§ RECORDS FOR THIS TASK:

■ ■ ■ ■

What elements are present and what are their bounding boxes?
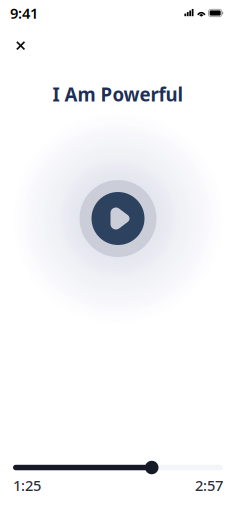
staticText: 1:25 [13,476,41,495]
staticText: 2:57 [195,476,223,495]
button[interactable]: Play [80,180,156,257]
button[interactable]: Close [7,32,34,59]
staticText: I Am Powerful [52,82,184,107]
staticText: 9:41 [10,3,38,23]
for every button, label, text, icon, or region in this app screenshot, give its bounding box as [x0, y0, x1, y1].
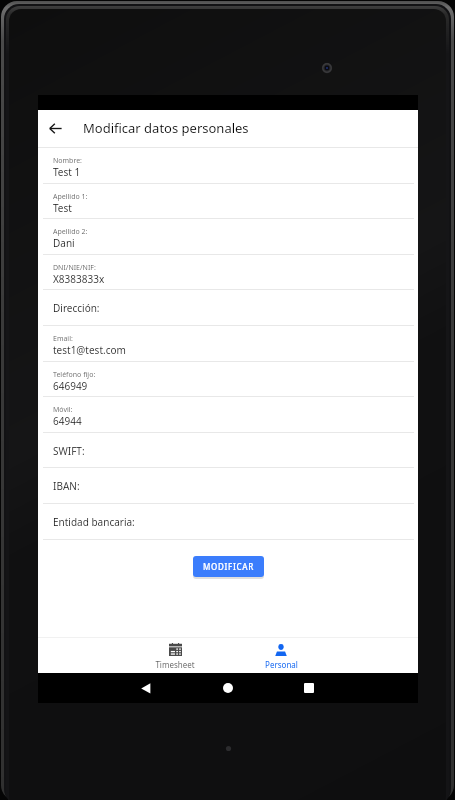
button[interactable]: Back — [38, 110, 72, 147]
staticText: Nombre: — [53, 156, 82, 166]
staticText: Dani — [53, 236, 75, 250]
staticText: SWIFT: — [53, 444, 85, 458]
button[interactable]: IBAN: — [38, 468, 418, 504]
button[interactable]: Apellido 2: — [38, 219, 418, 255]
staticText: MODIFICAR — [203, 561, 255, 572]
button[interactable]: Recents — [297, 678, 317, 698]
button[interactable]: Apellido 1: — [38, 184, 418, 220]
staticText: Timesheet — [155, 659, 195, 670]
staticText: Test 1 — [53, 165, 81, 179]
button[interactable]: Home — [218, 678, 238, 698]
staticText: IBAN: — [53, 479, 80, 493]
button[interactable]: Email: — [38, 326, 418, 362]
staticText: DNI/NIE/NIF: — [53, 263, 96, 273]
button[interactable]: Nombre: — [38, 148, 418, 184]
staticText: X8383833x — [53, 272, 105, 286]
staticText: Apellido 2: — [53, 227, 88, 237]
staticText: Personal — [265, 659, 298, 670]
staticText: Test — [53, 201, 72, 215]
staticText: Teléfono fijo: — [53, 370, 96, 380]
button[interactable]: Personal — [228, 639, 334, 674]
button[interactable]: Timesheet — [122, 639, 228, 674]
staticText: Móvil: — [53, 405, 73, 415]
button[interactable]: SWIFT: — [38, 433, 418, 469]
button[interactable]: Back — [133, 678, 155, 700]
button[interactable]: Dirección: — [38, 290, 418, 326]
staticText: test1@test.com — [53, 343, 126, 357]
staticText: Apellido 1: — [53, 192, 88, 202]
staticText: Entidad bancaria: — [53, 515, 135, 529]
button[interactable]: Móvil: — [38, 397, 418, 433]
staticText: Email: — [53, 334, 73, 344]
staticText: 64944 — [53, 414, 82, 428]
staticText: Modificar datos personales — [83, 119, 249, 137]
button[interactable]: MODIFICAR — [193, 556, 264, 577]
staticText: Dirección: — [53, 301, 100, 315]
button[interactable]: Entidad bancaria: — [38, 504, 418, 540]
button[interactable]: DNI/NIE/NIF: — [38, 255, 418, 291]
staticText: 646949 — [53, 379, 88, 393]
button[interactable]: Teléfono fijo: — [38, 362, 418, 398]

■ ■ ■ ■

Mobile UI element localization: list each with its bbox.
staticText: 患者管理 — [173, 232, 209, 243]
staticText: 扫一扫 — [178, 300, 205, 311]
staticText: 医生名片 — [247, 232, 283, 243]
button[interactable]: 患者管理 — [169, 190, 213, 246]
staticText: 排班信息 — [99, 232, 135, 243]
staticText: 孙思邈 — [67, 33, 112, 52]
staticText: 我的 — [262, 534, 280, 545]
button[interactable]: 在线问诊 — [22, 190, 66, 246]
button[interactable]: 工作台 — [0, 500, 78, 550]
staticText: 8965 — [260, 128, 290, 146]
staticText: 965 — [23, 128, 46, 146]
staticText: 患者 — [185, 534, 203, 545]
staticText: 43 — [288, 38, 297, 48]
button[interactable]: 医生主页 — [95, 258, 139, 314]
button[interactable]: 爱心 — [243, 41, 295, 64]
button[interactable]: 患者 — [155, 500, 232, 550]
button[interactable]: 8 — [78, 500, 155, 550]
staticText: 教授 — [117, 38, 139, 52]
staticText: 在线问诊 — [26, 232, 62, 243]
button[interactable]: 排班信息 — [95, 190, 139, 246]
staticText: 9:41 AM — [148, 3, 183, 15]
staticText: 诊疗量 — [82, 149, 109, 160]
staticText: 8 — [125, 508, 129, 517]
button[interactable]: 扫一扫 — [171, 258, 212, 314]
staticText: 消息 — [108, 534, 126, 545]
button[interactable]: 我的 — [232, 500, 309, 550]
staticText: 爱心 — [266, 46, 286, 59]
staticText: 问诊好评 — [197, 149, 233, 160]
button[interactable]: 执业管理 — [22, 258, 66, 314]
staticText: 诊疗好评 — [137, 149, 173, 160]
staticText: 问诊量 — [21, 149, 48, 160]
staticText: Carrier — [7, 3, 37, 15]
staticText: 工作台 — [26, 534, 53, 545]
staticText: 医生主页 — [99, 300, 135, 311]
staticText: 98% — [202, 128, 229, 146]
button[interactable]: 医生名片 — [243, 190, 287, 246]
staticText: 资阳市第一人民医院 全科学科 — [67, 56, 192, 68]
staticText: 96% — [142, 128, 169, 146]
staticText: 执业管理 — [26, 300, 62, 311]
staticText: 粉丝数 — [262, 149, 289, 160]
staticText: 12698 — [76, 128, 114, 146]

■ ■ ■ ■

§ PROBLEM TO SOLVE:
Copy out the lines from "What elements are" through "for every button, label, text, icon, or", both included, omitting the pictures.

§ ANSWER TO THE EXERCISE:
What elements are present and what are their bounding boxes?
staticText: 1:25 [13,476,41,495]
staticText: 2:57 [195,476,223,495]
button[interactable]: Play [80,180,156,257]
button[interactable]: Close [7,32,34,59]
staticText: I Am Powerful [52,82,184,107]
staticText: 9:41 [10,3,38,23]
for every button, label, text, icon, or region in this app screenshot, give its bounding box as [x0, y0, x1, y1].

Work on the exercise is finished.